> [課題設定 1]:
一覧の最初の行から始めて「month-option-march[interactable]: March —」を含む行まで、その行も含めて一字一句そのまま書き写してください。

> [原文]:
============
図示の例によれば、ある作業者に対し、第1の試行として、加振量200g、最大加速度1.0m/sの外乱(衝撃)を与えた場合、0.5秒で正常範囲内に復帰できた。同じ作業者に対し、第2の試行として、加振量400g、最大加速度2.0m/sの外乱を与えた場合も、2秒で正常範囲内に復帰できた。同じ作業者に対し、第3の試行として、加振量600g、最大加速度5.0m/sの外乱を与えた場合、転落した。このように、外乱が大きくなると、作業者は姿勢を維持できず、脚立から転落する可能性が高まる。しかし上述したように、重心動揺面積が正常範囲から逸脱したとみなすべき閾値には個人差が大きい。そこで、一実施形態では、複数回加振を行ってこのようなデータを取得し、重心に関する評価値を算出して蓄積することにより、各作業者のより適切な閾値を求めるようにした。
【0051】
図5は、図4の評価結果に基づく加振量と時間の関係を表す略図である。図5では、図4の評価結果が、加振量をY軸に、正常な重心動揺状態に戻るまでの時間をX軸にとってプロットされている。T1は上記第1の試行を表し、プロットT2は上記第2の試行を表し、プロットT3は上記第3の試行を表す。一例として、この図のように加振量と正常な重心動揺状態に戻るまでの時間との関係をプロットすることで、基準値である「1秒」に該当する加振量がない場合であっても、プロット間で値を線形に補間することによって、「1秒で正常範囲内に復帰する値」を基準値とし、その際の最大加速度を求め、求めた最大加速度を閾値とすることが可能である。
============
> [抽出情報]:

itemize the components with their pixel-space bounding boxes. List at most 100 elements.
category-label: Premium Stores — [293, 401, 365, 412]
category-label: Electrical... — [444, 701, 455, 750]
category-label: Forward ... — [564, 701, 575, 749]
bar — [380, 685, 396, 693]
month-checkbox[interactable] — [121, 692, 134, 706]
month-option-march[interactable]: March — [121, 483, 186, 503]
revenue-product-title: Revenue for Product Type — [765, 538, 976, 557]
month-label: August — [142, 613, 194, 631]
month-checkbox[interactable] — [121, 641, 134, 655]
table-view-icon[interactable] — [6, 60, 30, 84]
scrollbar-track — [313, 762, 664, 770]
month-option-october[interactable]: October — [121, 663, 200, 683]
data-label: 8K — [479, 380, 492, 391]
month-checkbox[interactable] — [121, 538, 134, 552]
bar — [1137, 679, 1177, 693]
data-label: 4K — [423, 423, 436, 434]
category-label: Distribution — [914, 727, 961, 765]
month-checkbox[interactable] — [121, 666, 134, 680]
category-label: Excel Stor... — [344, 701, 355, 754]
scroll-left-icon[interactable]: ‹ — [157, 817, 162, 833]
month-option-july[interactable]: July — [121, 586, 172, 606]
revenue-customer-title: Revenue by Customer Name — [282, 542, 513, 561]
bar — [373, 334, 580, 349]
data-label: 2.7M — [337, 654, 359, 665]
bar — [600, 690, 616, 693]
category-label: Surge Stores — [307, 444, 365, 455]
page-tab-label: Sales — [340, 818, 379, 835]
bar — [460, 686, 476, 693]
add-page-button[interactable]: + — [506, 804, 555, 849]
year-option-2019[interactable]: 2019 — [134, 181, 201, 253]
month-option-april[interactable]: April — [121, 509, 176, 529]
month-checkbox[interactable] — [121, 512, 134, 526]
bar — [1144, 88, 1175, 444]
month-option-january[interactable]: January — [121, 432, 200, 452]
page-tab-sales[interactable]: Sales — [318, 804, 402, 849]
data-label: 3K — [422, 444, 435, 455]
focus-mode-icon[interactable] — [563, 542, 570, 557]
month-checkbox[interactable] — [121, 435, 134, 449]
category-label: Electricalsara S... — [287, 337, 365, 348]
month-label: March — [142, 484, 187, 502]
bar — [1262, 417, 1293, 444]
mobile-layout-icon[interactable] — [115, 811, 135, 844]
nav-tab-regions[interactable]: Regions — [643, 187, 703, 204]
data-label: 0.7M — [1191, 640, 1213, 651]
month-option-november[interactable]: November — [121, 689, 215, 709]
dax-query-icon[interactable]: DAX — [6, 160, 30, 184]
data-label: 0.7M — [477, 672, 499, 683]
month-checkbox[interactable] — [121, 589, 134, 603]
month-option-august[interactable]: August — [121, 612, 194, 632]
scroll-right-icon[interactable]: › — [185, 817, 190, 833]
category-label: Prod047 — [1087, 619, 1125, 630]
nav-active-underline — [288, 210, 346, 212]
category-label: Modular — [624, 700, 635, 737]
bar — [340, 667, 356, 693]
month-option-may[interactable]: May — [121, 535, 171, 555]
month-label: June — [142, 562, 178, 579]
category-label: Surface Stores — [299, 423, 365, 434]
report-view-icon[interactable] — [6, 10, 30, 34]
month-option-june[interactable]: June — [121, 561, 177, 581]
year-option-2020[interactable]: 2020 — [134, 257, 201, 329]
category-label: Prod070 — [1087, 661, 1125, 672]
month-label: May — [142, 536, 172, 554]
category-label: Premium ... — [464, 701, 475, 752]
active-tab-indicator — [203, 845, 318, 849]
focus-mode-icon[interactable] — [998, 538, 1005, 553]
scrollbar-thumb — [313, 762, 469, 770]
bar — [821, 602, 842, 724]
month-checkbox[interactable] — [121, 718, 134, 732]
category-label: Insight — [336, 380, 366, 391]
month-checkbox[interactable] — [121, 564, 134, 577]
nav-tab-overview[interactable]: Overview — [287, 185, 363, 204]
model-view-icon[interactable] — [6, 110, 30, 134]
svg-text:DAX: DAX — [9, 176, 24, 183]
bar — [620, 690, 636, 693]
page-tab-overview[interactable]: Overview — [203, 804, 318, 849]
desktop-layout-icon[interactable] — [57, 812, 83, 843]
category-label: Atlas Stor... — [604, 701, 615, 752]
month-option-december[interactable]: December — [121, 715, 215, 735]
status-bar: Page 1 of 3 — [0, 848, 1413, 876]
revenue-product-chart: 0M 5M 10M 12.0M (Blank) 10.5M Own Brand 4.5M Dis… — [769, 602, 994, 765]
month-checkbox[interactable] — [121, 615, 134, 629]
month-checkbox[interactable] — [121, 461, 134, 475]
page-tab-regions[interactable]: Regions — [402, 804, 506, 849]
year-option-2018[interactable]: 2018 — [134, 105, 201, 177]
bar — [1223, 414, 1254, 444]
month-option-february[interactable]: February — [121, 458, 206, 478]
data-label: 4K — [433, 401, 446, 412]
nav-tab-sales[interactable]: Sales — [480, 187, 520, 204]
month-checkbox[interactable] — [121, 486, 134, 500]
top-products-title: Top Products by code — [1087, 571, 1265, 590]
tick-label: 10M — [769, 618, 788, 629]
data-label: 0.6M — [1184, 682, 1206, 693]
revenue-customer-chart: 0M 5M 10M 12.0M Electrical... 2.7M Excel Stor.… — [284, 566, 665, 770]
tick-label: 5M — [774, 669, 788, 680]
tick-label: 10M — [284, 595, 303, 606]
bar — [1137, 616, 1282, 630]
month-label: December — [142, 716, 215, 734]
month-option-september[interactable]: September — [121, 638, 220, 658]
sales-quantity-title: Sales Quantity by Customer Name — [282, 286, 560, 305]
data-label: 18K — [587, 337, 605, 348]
============
> [課題設定 2]:
脚立上の作業者の重心動揺と加振量に関する原文を、最後の文の後から書き進めてください。

> [最終回答 1]:
itemize the components with their pixel-space bounding boxes. List at most 100 elements.
category-label: Premium Stores — [293, 401, 365, 412]
category-label: Electrical... — [444, 701, 455, 750]
category-label: Forward ... — [564, 701, 575, 749]
bar — [380, 685, 396, 693]
month-checkbox[interactable] — [121, 692, 134, 706]
month-option-march[interactable]: March — [121, 483, 186, 503]

> [最終回答 2]:
【0052】
図6は、他の閾値決定イメージを示す略図である。ぐらつき判定装置10は、加振を実行するたびに、作業者が転落したか立位姿勢に復帰できたか、の情報と、そのときに得られた重心動揺面積のうち最大の値と、加振タイミングから立位姿勢に復帰するまでの時間と、を収集する。加振タイミングから立位姿勢に復帰するまでの時間が短いほど反応速度は速く、時間が長いほど反応速度は遅い。図6は、収集された情報を、縦軸に反応速度(上に行くほど速い)、横軸に重心動揺面積の最大値(右に行くほど大きい)を取ってプロットしたイメージを示す。図6において、境界線(斜めの直線)よりも上の領域(ハッチングを付した領域)は、加振された場合に立位姿勢に復帰できたことを示し、境界線よりも下の領域(ハッチングなし)は、転落したことを示す。境界線は、回帰分析等、一般的な技術を用いて決定されてよい。図6によれば、重心動揺面積が大きくなるほど、立位姿勢に復帰するには反応速度が速くなければならず、反応速度が速いほど重心動揺面積が大きくても立位姿勢に復帰できることがわかる。反対に、反応速度が遅くなると重心動揺面積が小さくても立位姿勢に復帰できない。すなわち、反応速度が遅い場合には転落リスクが高いことがわかる。
【0053】
より具体的には、ぐらつき判定装置10は、加振したときに動揺状態から立位状態に戻れた場合の最大重心動揺面積と反応速度とに基づき、類似のもの(転落リスクが高いか、元の立位状態に戻れる可能性が高いか)をグルーピングする。グルーピングの方法は、クラスター分析など、一般的な統計的方法により行われてよい。グルーピングの後、反応速度が基準値(例えば、1秒)以下となる重心動揺面積を求め、これを、転落リスクを判定するための閾値として用いる。より具体的には、決定部114は、グループごとに転落した場合と立位状態に戻れた場合との境界線(例えば回帰直線)を描画し、反応速度が基準値以下となる重心動揺面積を算出し、これを閾値とする。ただしこれは一例にすぎず、他の方法で算出されてもよい。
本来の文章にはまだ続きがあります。